Stored data entries
═══

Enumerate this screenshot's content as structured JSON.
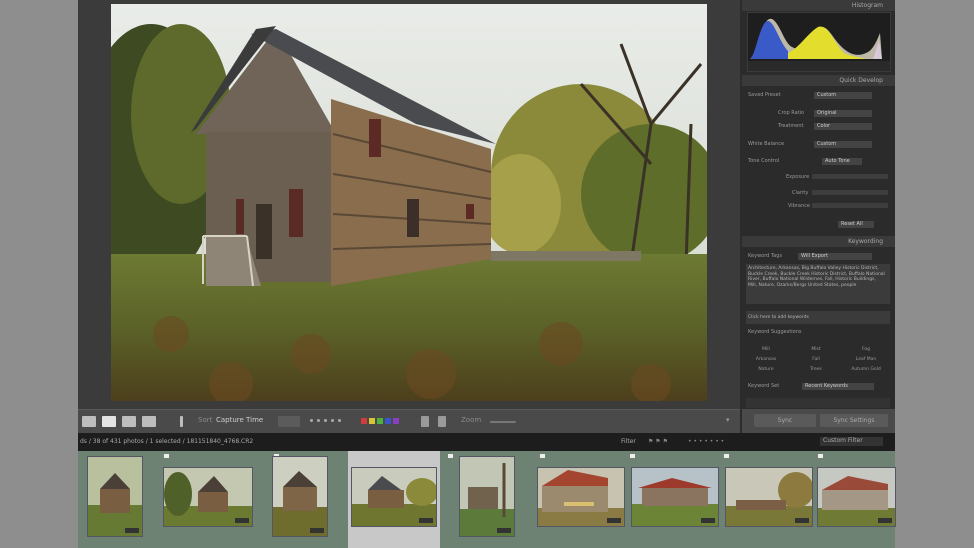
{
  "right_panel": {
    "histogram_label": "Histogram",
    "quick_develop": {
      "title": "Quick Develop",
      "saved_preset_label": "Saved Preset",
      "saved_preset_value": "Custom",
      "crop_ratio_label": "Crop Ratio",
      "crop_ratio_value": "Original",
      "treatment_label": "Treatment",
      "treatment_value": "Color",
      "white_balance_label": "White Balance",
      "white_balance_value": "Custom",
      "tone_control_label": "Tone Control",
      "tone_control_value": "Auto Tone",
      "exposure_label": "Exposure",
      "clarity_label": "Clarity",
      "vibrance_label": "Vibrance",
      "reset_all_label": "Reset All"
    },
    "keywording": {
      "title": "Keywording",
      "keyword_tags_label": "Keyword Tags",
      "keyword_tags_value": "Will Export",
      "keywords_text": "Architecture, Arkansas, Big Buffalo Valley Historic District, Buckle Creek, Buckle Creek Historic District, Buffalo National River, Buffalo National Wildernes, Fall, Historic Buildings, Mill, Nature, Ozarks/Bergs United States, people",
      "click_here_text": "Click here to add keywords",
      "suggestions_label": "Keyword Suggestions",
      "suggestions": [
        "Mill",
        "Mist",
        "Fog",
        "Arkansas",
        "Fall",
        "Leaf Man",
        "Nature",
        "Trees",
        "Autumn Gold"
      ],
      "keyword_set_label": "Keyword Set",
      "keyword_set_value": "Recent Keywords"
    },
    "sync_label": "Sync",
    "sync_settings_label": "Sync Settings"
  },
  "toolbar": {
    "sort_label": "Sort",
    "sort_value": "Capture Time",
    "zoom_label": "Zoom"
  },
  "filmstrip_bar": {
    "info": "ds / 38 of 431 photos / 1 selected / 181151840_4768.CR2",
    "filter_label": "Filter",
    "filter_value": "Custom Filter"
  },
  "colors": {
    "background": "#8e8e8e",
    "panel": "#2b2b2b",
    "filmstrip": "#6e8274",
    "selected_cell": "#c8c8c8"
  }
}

═══

=== PROBLEM ===
Leaving aside the images, write out the entries above word for word.

=== TASK RESPONSE ===
Enumerate this screenshot's content as structured JSON.
{
  "right_panel": {
    "histogram_label": "Histogram",
    "quick_develop": {
      "title": "Quick Develop",
      "saved_preset_label": "Saved Preset",
      "saved_preset_value": "Custom",
      "crop_ratio_label": "Crop Ratio",
      "crop_ratio_value": "Original",
      "treatment_label": "Treatment",
      "treatment_value": "Color",
      "white_balance_label": "White Balance",
      "white_balance_value": "Custom",
      "tone_control_label": "Tone Control",
      "tone_control_value": "Auto Tone",
      "exposure_label": "Exposure",
      "clarity_label": "Clarity",
      "vibrance_label": "Vibrance",
      "reset_all_label": "Reset All"
    },
    "keywording": {
      "title": "Keywording",
      "keyword_tags_label": "Keyword Tags",
      "keyword_tags_value": "Will Export",
      "keywords_text": "Architecture, Arkansas, Big Buffalo Valley Historic District, Buckle Creek, Buckle Creek Historic District, Buffalo National River, Buffalo National Wildernes, Fall, Historic Buildings, Mill, Nature, Ozarks/Bergs United States, people",
      "click_here_text": "Click here to add keywords",
      "suggestions_label": "Keyword Suggestions",
      "suggestions": [
        "Mill",
        "Mist",
        "Fog",
        "Arkansas",
        "Fall",
        "Leaf Man",
        "Nature",
        "Trees",
        "Autumn Gold"
      ],
      "keyword_set_label": "Keyword Set",
      "keyword_set_value": "Recent Keywords"
    },
    "sync_label": "Sync",
    "sync_settings_label": "Sync Settings"
  },
  "toolbar": {
    "sort_label": "Sort",
    "sort_value": "Capture Time",
    "zoom_label": "Zoom"
  },
  "filmstrip_bar": {
    "info": "ds / 38 of 431 photos / 1 selected / 181151840_4768.CR2",
    "filter_label": "Filter",
    "filter_value": "Custom Filter"
  },
  "colors": {
    "background": "#8e8e8e",
    "panel": "#2b2b2b",
    "filmstrip": "#6e8274",
    "selected_cell": "#c8c8c8"
  }
}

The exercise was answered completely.